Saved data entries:

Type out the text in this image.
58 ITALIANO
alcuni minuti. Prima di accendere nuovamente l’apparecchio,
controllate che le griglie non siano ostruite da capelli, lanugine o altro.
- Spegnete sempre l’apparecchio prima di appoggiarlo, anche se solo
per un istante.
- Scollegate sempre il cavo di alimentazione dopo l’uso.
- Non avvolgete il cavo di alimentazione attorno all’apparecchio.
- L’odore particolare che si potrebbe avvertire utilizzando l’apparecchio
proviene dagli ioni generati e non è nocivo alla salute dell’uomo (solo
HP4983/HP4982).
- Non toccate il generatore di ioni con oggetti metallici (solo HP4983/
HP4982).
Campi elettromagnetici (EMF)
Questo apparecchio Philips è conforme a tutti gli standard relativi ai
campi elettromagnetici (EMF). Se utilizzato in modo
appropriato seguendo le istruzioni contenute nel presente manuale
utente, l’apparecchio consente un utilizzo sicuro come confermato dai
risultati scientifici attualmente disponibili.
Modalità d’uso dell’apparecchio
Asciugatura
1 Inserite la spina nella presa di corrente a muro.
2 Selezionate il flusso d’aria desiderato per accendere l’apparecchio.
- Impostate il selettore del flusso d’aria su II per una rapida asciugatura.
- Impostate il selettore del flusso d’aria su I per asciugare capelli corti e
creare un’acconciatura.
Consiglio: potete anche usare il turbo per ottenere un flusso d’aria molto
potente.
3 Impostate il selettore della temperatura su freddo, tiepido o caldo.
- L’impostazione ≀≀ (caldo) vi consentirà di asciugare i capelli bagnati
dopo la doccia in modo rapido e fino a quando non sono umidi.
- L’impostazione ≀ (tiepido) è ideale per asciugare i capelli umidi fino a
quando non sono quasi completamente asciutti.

Given request - Each record above should be repeated exactly as it appears.

Solution to this task -
Type out the text in this image.
58 ITALIANO
alcuni minuti. Prima di accendere nuovamente l’apparecchio,
controllate che le griglie non siano ostruite da capelli, lanugine o altro.
- Spegnete sempre l’apparecchio prima di appoggiarlo, anche se solo
per un istante.
- Scollegate sempre il cavo di alimentazione dopo l’uso.
- Non avvolgete il cavo di alimentazione attorno all’apparecchio.
- L’odore particolare che si potrebbe avvertire utilizzando l’apparecchio
proviene dagli ioni generati e non è nocivo alla salute dell’uomo (solo
HP4983/HP4982).
- Non toccate il generatore di ioni con oggetti metallici (solo HP4983/
HP4982).
Campi elettromagnetici (EMF)
Questo apparecchio Philips è conforme a tutti gli standard relativi ai
campi elettromagnetici (EMF). Se utilizzato in modo
appropriato seguendo le istruzioni contenute nel presente manuale
utente, l’apparecchio consente un utilizzo sicuro come confermato dai
risultati scientifici attualmente disponibili.
Modalità d’uso dell’apparecchio
Asciugatura
1 Inserite la spina nella presa di corrente a muro.
2 Selezionate il flusso d’aria desiderato per accendere l’apparecchio.
- Impostate il selettore del flusso d’aria su II per una rapida asciugatura.
- Impostate il selettore del flusso d’aria su I per asciugare capelli corti e
creare un’acconciatura.
Consiglio: potete anche usare il turbo per ottenere un flusso d’aria molto
potente.
3 Impostate il selettore della temperatura su freddo, tiepido o caldo.
- L’impostazione ≀≀ (caldo) vi consentirà di asciugare i capelli bagnati
dopo la doccia in modo rapido e fino a quando non sono umidi.
- L’impostazione ≀ (tiepido) è ideale per asciugare i capelli umidi fino a
quando non sono quasi completamente asciutti.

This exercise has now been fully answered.